Written instruction
Exactly repeat the full listing that follows.

· · ·

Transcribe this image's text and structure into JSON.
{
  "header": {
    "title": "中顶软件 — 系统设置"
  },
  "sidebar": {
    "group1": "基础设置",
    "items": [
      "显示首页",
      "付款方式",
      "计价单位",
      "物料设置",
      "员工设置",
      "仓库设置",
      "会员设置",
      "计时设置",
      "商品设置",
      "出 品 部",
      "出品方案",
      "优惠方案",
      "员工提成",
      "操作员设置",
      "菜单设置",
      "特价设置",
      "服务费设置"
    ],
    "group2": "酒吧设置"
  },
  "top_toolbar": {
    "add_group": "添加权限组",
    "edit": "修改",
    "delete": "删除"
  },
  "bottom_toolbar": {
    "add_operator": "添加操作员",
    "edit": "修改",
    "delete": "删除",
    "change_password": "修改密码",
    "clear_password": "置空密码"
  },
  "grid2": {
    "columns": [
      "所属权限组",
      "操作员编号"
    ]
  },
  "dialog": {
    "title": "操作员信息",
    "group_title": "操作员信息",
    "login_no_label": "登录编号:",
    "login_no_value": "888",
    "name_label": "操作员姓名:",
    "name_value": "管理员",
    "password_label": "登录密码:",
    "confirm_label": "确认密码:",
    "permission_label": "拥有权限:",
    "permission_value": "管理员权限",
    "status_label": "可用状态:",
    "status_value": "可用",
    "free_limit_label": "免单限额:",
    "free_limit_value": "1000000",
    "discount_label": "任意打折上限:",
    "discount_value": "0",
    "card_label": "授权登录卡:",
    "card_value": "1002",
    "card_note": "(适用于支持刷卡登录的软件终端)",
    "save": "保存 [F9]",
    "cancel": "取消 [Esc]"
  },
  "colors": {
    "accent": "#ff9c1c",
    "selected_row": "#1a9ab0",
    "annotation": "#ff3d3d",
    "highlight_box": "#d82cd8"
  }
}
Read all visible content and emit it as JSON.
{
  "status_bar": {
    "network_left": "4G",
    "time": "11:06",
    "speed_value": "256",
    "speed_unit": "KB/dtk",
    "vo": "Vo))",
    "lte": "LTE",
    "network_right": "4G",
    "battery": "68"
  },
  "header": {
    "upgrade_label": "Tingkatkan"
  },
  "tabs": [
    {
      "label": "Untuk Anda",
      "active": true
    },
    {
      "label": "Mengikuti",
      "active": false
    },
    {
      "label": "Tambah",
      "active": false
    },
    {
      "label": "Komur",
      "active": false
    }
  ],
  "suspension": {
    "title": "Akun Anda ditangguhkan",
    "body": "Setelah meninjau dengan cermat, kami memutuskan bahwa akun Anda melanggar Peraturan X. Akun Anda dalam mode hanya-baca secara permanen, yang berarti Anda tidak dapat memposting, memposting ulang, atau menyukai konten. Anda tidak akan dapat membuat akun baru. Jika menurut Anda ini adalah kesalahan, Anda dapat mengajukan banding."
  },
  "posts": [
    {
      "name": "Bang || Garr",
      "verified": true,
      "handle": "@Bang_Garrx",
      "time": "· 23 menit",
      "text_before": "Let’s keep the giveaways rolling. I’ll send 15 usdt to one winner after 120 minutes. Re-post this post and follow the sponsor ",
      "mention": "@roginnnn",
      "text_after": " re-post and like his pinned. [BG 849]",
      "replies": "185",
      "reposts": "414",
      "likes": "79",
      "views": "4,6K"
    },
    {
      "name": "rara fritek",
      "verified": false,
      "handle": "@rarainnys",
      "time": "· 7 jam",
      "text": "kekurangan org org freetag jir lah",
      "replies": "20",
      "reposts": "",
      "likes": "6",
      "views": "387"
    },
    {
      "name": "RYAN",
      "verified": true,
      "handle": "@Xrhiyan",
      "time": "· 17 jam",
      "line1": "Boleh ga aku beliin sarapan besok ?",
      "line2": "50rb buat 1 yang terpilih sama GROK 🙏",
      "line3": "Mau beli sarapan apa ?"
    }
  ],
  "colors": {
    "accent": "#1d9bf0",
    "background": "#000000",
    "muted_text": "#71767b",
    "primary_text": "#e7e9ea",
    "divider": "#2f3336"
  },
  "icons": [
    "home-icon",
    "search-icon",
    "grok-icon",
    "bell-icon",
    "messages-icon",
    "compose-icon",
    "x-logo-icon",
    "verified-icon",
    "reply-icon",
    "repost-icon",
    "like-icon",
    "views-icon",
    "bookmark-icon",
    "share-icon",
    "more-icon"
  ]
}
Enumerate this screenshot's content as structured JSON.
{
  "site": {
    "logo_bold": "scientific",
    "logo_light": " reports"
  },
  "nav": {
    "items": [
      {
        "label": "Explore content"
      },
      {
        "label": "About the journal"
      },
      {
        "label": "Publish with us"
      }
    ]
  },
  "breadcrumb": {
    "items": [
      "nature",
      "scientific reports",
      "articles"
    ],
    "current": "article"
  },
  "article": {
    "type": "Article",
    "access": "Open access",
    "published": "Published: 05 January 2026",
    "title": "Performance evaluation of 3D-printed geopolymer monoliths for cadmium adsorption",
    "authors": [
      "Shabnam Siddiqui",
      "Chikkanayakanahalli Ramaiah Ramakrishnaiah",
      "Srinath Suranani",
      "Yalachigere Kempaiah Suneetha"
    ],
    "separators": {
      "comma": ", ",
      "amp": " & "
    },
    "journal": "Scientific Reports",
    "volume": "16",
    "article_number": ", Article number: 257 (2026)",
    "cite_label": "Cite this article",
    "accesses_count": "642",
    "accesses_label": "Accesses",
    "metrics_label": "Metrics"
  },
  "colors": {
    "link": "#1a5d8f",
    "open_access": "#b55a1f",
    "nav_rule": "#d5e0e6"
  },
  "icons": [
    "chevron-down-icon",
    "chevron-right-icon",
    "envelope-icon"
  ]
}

· · ·

Answer to the task
Transcribe this image's text and structure into JSON.
{
  "header": {
    "title": "中顶软件 — 系统设置"
  },
  "sidebar": {
    "group1": "基础设置",
    "items": [
      "显示首页",
      "付款方式",
      "计价单位",
      "物料设置",
      "员工设置",
      "仓库设置",
      "会员设置",
      "计时设置",
      "商品设置",
      "出 品 部",
      "出品方案",
      "优惠方案",
      "员工提成",
      "操作员设置",
      "菜单设置",
      "特价设置",
      "服务费设置"
    ],
    "group2": "酒吧设置"
  },
  "top_toolbar": {
    "add_group": "添加权限组",
    "edit": "修改",
    "delete": "删除"
  },
  "bottom_toolbar": {
    "add_operator": "添加操作员",
    "edit": "修改",
    "delete": "删除",
    "change_password": "修改密码",
    "clear_password": "置空密码"
  },
  "grid2": {
    "columns": [
      "所属权限组",
      "操作员编号"
    ]
  },
  "dialog": {
    "title": "操作员信息",
    "group_title": "操作员信息",
    "login_no_label": "登录编号:",
    "login_no_value": "888",
    "name_label": "操作员姓名:",
    "name_value": "管理员",
    "password_label": "登录密码:",
    "confirm_label": "确认密码:",
    "permission_label": "拥有权限:",
    "permission_value": "管理员权限",
    "status_label": "可用状态:",
    "status_value": "可用",
    "free_limit_label": "免单限额:",
    "free_limit_value": "1000000",
    "discount_label": "任意打折上限:",
    "discount_value": "0",
    "card_label": "授权登录卡:",
    "card_value": "1002",
    "card_note": "(适用于支持刷卡登录的软件终端)",
    "save": "保存 [F9]",
    "cancel": "取消 [Esc]"
  },
  "colors": {
    "accent": "#ff9c1c",
    "selected_row": "#1a9ab0",
    "annotation": "#ff3d3d",
    "highlight_box": "#d82cd8"
  }
}
Read all visible content and emit it as JSON.
{
  "status_bar": {
    "network_left": "4G",
    "time": "11:06",
    "speed_value": "256",
    "speed_unit": "KB/dtk",
    "vo": "Vo))",
    "lte": "LTE",
    "network_right": "4G",
    "battery": "68"
  },
  "header": {
    "upgrade_label": "Tingkatkan"
  },
  "tabs": [
    {
      "label": "Untuk Anda",
      "active": true
    },
    {
      "label": "Mengikuti",
      "active": false
    },
    {
      "label": "Tambah",
      "active": false
    },
    {
      "label": "Komur",
      "active": false
    }
  ],
  "suspension": {
    "title": "Akun Anda ditangguhkan",
    "body": "Setelah meninjau dengan cermat, kami memutuskan bahwa akun Anda melanggar Peraturan X. Akun Anda dalam mode hanya-baca secara permanen, yang berarti Anda tidak dapat memposting, memposting ulang, atau menyukai konten. Anda tidak akan dapat membuat akun baru. Jika menurut Anda ini adalah kesalahan, Anda dapat mengajukan banding."
  },
  "posts": [
    {
      "name": "Bang || Garr",
      "verified": true,
      "handle": "@Bang_Garrx",
      "time": "· 23 menit",
      "text_before": "Let’s keep the giveaways rolling. I’ll send 15 usdt to one winner after 120 minutes. Re-post this post and follow the sponsor ",
      "mention": "@roginnnn",
      "text_after": " re-post and like his pinned. [BG 849]",
      "replies": "185",
      "reposts": "414",
      "likes": "79",
      "views": "4,6K"
    },
    {
      "name": "rara fritek",
      "verified": false,
      "handle": "@rarainnys",
      "time": "· 7 jam",
      "text": "kekurangan org org freetag jir lah",
      "replies": "20",
      "reposts": "",
      "likes": "6",
      "views": "387"
    },
    {
      "name": "RYAN",
      "verified": true,
      "handle": "@Xrhiyan",
      "time": "· 17 jam",
      "line1": "Boleh ga aku beliin sarapan besok ?",
      "line2": "50rb buat 1 yang terpilih sama GROK 🙏",
      "line3": "Mau beli sarapan apa ?"
    }
  ],
  "colors": {
    "accent": "#1d9bf0",
    "background": "#000000",
    "muted_text": "#71767b",
    "primary_text": "#e7e9ea",
    "divider": "#2f3336"
  },
  "icons": [
    "home-icon",
    "search-icon",
    "grok-icon",
    "bell-icon",
    "messages-icon",
    "compose-icon",
    "x-logo-icon",
    "verified-icon",
    "reply-icon",
    "repost-icon",
    "like-icon",
    "views-icon",
    "bookmark-icon",
    "share-icon",
    "more-icon"
  ]
}
Enumerate this screenshot's content as structured JSON.
{
  "site": {
    "logo_bold": "scientific",
    "logo_light": " reports"
  },
  "nav": {
    "items": [
      {
        "label": "Explore content"
      },
      {
        "label": "About the journal"
      },
      {
        "label": "Publish with us"
      }
    ]
  },
  "breadcrumb": {
    "items": [
      "nature",
      "scientific reports",
      "articles"
    ],
    "current": "article"
  },
  "article": {
    "type": "Article",
    "access": "Open access",
    "published": "Published: 05 January 2026",
    "title": "Performance evaluation of 3D-printed geopolymer monoliths for cadmium adsorption",
    "authors": [
      "Shabnam Siddiqui",
      "Chikkanayakanahalli Ramaiah Ramakrishnaiah",
      "Srinath Suranani",
      "Yalachigere Kempaiah Suneetha"
    ],
    "separators": {
      "comma": ", ",
      "amp": " & "
    },
    "journal": "Scientific Reports",
    "volume": "16",
    "article_number": ", Article number: 257 (2026)",
    "cite_label": "Cite this article",
    "accesses_count": "642",
    "accesses_label": "Accesses",
    "metrics_label": "Metrics"
  },
  "colors": {
    "link": "#1a5d8f",
    "open_access": "#b55a1f",
    "nav_rule": "#d5e0e6"
  },
  "icons": [
    "chevron-down-icon",
    "chevron-right-icon",
    "envelope-icon"
  ]
}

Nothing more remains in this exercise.